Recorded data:
________
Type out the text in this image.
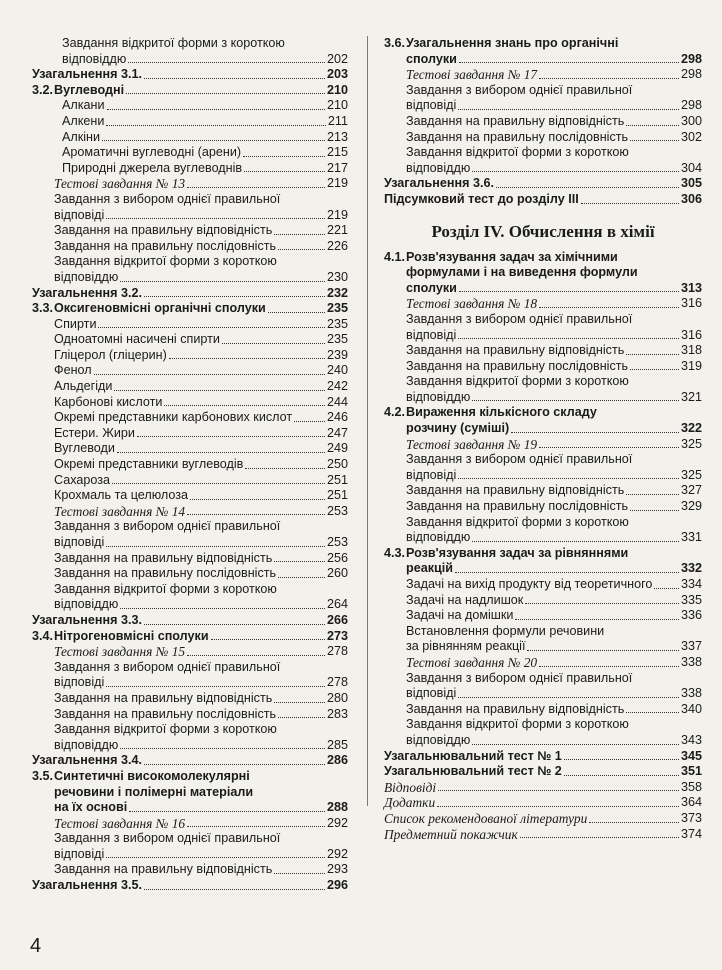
Завдання відкритої форми з короткою
відповіддю	202
Узагальнення 3.1.	203
3.2. Вуглеводні	210
Алкани	210
Алкени	211
Алкіни	213
Ароматичні вуглеводні (арени)	215
Природні джерела вуглеводнів	217
Тестові завдання № 13	219
Завдання з вибором однієї правильної
відповіді	219
Завдання на правильну відповідність	221
Завдання на правильну послідовність	226
Завдання відкритої форми з короткою
відповіддю	230
Узагальнення 3.2.	232
3.3. Оксигеновмісні органічні сполуки	235
Спирти	235
Одноатомні насичені спирти	235
Гліцерол (гліцерин)	239
Фенол	240
Альдегіди	242
Карбонові кислоти	244
Окремі представники карбонових кислот	246
Естери. Жири	247
Вуглеводи	249
Окремі представники вуглеводів	250
Сахароза	251
Крохмаль та целюлоза	251
Тестові завдання № 14	253
Завдання з вибором однієї правильної
відповіді	253
Завдання на правильну відповідність	256
Завдання на правильну послідовність	260
Завдання відкритої форми з короткою
відповіддю	264
Узагальнення 3.3.	266
3.4. Нітрогеновмісні сполуки	273
Тестові завдання № 15	278
Завдання з вибором однієї правильної
відповіді	278
Завдання на правильну відповідність	280
Завдання на правильну послідовність	283
Завдання відкритої форми з короткою
відповіддю	285
Узагальнення 3.4.	286
3.5. Синтетичні високомолекулярні
речовини і полімерні матеріали
на їх основі	288
Тестові завдання № 16	292
Завдання з вибором однієї правильної
відповіді	292
Завдання на правильну відповідність	293
Узагальнення 3.5.	296
3.6. Узагальнення знань про органічні
сполуки	298
Тестові завдання № 17	298
Завдання з вибором однієї правильної
відповіді	298
Завдання на правильну відповідність	300
Завдання на правильну послідовність	302
Завдання відкритої форми з короткою
відповіддю	304
Узагальнення 3.6.	305
Підсумковий тест до розділу III	306
Розділ IV. Обчислення в хімії
4.1. Розв'язування задач за хімічними
формулами і на виведення формули
сполуки	313
Тестові завдання № 18	316
Завдання з вибором однієї правильної
відповіді	316
Завдання на правильну відповідність	318
Завдання на правильну послідовність	319
Завдання відкритої форми з короткою
відповіддю	321
4.2. Вираження кількісного складу
розчину (суміші)	322
Тестові завдання № 19	325
Завдання з вибором однієї правильної
відповіді	325
Завдання на правильну відповідність	327
Завдання на правильну послідовність	329
Завдання відкритої форми з короткою
відповіддю	331
4.3. Розв'язування задач за рівняннями
реакцій	332
Задачі на вихід продукту від теоретичного 334
Задачі на надлишок	335
Задачі на домішки	336
Встановлення формули речовини
за рівнянням реакції	337
Тестові завдання № 20	338
Завдання з вибором однієї правильної
відповіді	338
Завдання на правильну відповідність	340
Завдання відкритої форми з короткою
відповіддю	343
Узагальнювальний тест № 1	345
Узагальнювальний тест № 2	351
Відповіді	358
Додатки	364
Список рекомендованої літератури	373
Предметний покажчик	374
4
________
STATED EXERCISE:
Which lines of the data include "Окремі"? Copy each of them.

EXERCISE SOLUTION:
Окремі представники карбонових кислот	246
Окремі представники вуглеводів	250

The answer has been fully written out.